§ What the task asks
Which lines in the items below contain the string "dark"? Extract each of them, treating uppercase and lowercase letters as different.

§ Supplied material
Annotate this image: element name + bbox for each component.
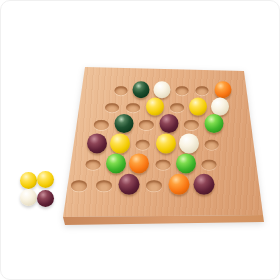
marble-orange[interactable] — [129, 153, 149, 173]
board-hole[interactable] — [202, 159, 217, 170]
marble-dark-green[interactable] — [133, 81, 150, 98]
marble-yellow[interactable] — [189, 97, 207, 115]
board-hole[interactable] — [71, 180, 87, 192]
marble-yellow[interactable] — [110, 133, 130, 153]
marble-green[interactable] — [204, 114, 223, 133]
marble-maroon[interactable] — [37, 190, 54, 207]
board-hole[interactable] — [155, 159, 170, 170]
board-cell[interactable] — [66, 173, 91, 198]
board-hole[interactable] — [85, 159, 100, 170]
marble-yellow[interactable] — [37, 171, 54, 188]
marble-orange[interactable] — [214, 81, 231, 98]
marble-dark-green[interactable] — [114, 114, 133, 133]
marble-maroon[interactable] — [118, 173, 139, 194]
board-hole[interactable] — [115, 86, 128, 96]
marble-green[interactable] — [106, 153, 126, 173]
board-hole[interactable] — [105, 103, 119, 113]
game-board — [63, 67, 266, 229]
board-hole[interactable] — [94, 120, 108, 130]
marble-white[interactable] — [153, 81, 170, 98]
marble-maroon[interactable] — [159, 114, 178, 133]
board-hole[interactable] — [176, 86, 189, 96]
board-row — [66, 173, 216, 198]
board-cell[interactable] — [116, 173, 141, 198]
marble-white[interactable] — [211, 97, 229, 115]
marble-white[interactable] — [20, 189, 37, 206]
marble-yellow[interactable] — [156, 133, 176, 153]
board-grid — [63, 67, 266, 229]
marble-yellow[interactable] — [146, 97, 164, 115]
board-game-photo — [0, 0, 280, 280]
marble-orange[interactable] — [168, 173, 189, 194]
board-hole[interactable] — [184, 120, 198, 130]
board-cell[interactable] — [191, 173, 216, 198]
board-hole[interactable] — [135, 139, 150, 150]
board-hole[interactable] — [127, 103, 141, 113]
board-cell[interactable] — [141, 173, 166, 198]
marble-maroon[interactable] — [87, 133, 107, 153]
board-hole[interactable] — [170, 103, 184, 113]
marble-white[interactable] — [179, 133, 199, 153]
board-hole[interactable] — [146, 180, 162, 192]
board-cell[interactable] — [166, 173, 191, 198]
marble-maroon[interactable] — [193, 173, 214, 194]
marble-yellow[interactable] — [20, 172, 37, 189]
board-hole[interactable] — [139, 120, 153, 130]
board-hole[interactable] — [196, 86, 209, 96]
board-hole[interactable] — [204, 139, 219, 150]
marble-green[interactable] — [176, 153, 196, 173]
board-hole[interactable] — [96, 180, 112, 192]
board-cell[interactable] — [91, 173, 116, 198]
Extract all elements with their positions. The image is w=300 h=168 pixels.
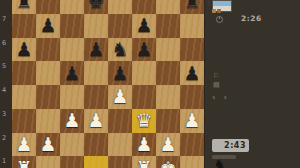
flag-icon[interactable]: ⚐: [213, 72, 219, 80]
square-g5[interactable]: [156, 61, 180, 85]
white-pawn-a2[interactable]: ♟: [15, 135, 32, 154]
square-h3[interactable]: ♟: [180, 109, 204, 133]
rank-label-4: 4: [2, 87, 11, 94]
square-g7[interactable]: [156, 14, 180, 38]
player-clock-active: 2:43: [212, 139, 249, 152]
square-a2[interactable]: ♟: [12, 133, 36, 157]
square-e5[interactable]: ♟: [108, 61, 132, 85]
rank-label-3: 3: [2, 111, 11, 118]
square-h4[interactable]: [180, 85, 204, 109]
black-knight-e6[interactable]: ♞: [111, 40, 128, 59]
square-b7[interactable]: ♟: [36, 14, 60, 38]
black-pawn-c5[interactable]: ♟: [63, 64, 80, 83]
square-f8[interactable]: [132, 0, 156, 14]
black-pawn-e5[interactable]: ♟: [111, 64, 128, 83]
square-c7[interactable]: [60, 14, 84, 38]
square-a1[interactable]: ♜: [12, 156, 36, 168]
black-pawn-a6[interactable]: ♟: [15, 40, 32, 59]
square-b5[interactable]: [36, 61, 60, 85]
square-e3[interactable]: [108, 109, 132, 133]
square-e2[interactable]: [108, 133, 132, 157]
square-b2[interactable]: ♟: [36, 133, 60, 157]
rank-label-1: 1: [2, 158, 11, 165]
square-c6[interactable]: [60, 38, 84, 62]
black-pawn-f6[interactable]: ♟: [135, 40, 152, 59]
next-move-button[interactable]: ›: [223, 92, 227, 102]
square-f6[interactable]: ♟: [132, 38, 156, 62]
square-h2[interactable]: [180, 133, 204, 157]
white-pawn-f2[interactable]: ♟: [135, 135, 152, 154]
square-d7[interactable]: [84, 14, 108, 38]
sidebar: ⋮ 2:26 ⚐ ▤ ‹ › 2:43 ♞: [204, 0, 300, 168]
white-pawn-g2[interactable]: ♟: [159, 135, 176, 154]
square-a4[interactable]: [12, 85, 36, 109]
square-g2[interactable]: ♟: [156, 133, 180, 157]
square-c3[interactable]: ♟: [60, 109, 84, 133]
black-pawn-d6[interactable]: ♟: [87, 40, 104, 59]
black-rook-a8[interactable]: ♜: [15, 0, 32, 11]
square-c5[interactable]: ♟: [60, 61, 84, 85]
square-b4[interactable]: [36, 85, 60, 109]
white-pawn-e4[interactable]: ♟: [111, 87, 128, 106]
rank-label-6: 6: [2, 40, 11, 47]
square-h5[interactable]: ♟: [180, 61, 204, 85]
black-king-d8[interactable]: ♚: [87, 0, 104, 11]
square-g6[interactable]: [156, 38, 180, 62]
black-rook-h8[interactable]: ♜: [183, 0, 200, 11]
rank-label-5: 5: [2, 63, 11, 70]
white-pawn-b2[interactable]: ♟: [39, 135, 56, 154]
square-f5[interactable]: [132, 61, 156, 85]
board-menu-icon[interactable]: ▤: [213, 81, 220, 89]
chess-board[interactable]: ♜♚♜♟♟♟♟♞♟♟♟♟♟♟♟♛♟♟♟♟♟♜♜♚: [12, 0, 204, 168]
prev-move-button[interactable]: ‹: [212, 92, 216, 102]
square-f1[interactable]: ♜: [132, 156, 156, 168]
white-pawn-h3[interactable]: ♟: [183, 111, 200, 130]
black-pawn-b7[interactable]: ♟: [39, 16, 56, 35]
square-g1[interactable]: ♚: [156, 156, 180, 168]
square-e4[interactable]: ♟: [108, 85, 132, 109]
white-queen-f3[interactable]: ♛: [135, 111, 152, 130]
square-g4[interactable]: [156, 85, 180, 109]
opponent-clock: 2:26: [241, 14, 262, 23]
square-h8[interactable]: ♜: [180, 0, 204, 14]
square-e7[interactable]: [108, 14, 132, 38]
square-f4[interactable]: [132, 85, 156, 109]
square-d8[interactable]: ♚: [84, 0, 108, 14]
rank-label-2: 2: [2, 135, 11, 142]
square-h6[interactable]: [180, 38, 204, 62]
square-f2[interactable]: ♟: [132, 133, 156, 157]
square-b6[interactable]: [36, 38, 60, 62]
rank-coordinates: 7654321: [0, 0, 12, 168]
chess-game-view: 7654321 ♜♚♜♟♟♟♟♞♟♟♟♟♟♟♟♛♟♟♟♟♟♜♜♚ ⋮ 2:26 …: [0, 0, 300, 168]
white-pawn-c3[interactable]: ♟: [63, 111, 80, 130]
square-a3[interactable]: [12, 109, 36, 133]
square-g8[interactable]: [156, 0, 180, 14]
square-c1[interactable]: [60, 156, 84, 168]
square-b3[interactable]: [36, 109, 60, 133]
white-rook-f1[interactable]: ♜: [135, 159, 152, 168]
white-pawn-d3[interactable]: ♟: [87, 111, 104, 130]
square-d2[interactable]: [84, 133, 108, 157]
square-d6[interactable]: ♟: [84, 38, 108, 62]
square-g3[interactable]: [156, 109, 180, 133]
square-d1[interactable]: [84, 156, 108, 168]
square-h7[interactable]: [180, 14, 204, 38]
square-a5[interactable]: [12, 61, 36, 85]
black-pawn-h5[interactable]: ♟: [183, 64, 200, 83]
opponent-clock-row: 2:26: [205, 13, 300, 25]
square-d5[interactable]: [84, 61, 108, 85]
square-b8[interactable]: [36, 0, 60, 14]
move-navigation: ‹ ›: [212, 92, 232, 102]
knight-icon: ♞: [213, 158, 226, 168]
square-e1[interactable]: [108, 156, 132, 168]
square-f7[interactable]: ♟: [132, 14, 156, 38]
square-c8[interactable]: [60, 0, 84, 14]
square-h1[interactable]: [180, 156, 204, 168]
square-a8[interactable]: ♜: [12, 0, 36, 14]
white-rook-a1[interactable]: ♜: [15, 159, 32, 168]
square-c2[interactable]: [60, 133, 84, 157]
square-c4[interactable]: [60, 85, 84, 109]
square-a7[interactable]: [12, 14, 36, 38]
square-d3[interactable]: ♟: [84, 109, 108, 133]
square-d4[interactable]: [84, 85, 108, 109]
square-e8[interactable]: [108, 0, 132, 14]
square-e6[interactable]: ♞: [108, 38, 132, 62]
black-pawn-f7[interactable]: ♟: [135, 16, 152, 35]
square-b1[interactable]: [36, 156, 60, 168]
rank-label-7: 7: [2, 16, 11, 23]
square-a6[interactable]: ♟: [12, 38, 36, 62]
square-f3[interactable]: ♛: [132, 109, 156, 133]
white-king-g1[interactable]: ♚: [159, 159, 176, 168]
clock-icon: [216, 16, 223, 23]
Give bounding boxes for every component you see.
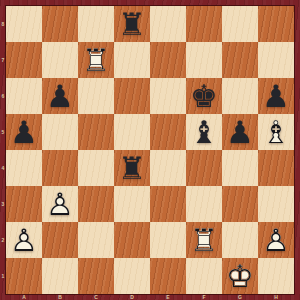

§ Full solution
marble-dark-green[interactable] — [133, 81, 150, 98]
marble-dark-green[interactable] — [114, 114, 133, 133]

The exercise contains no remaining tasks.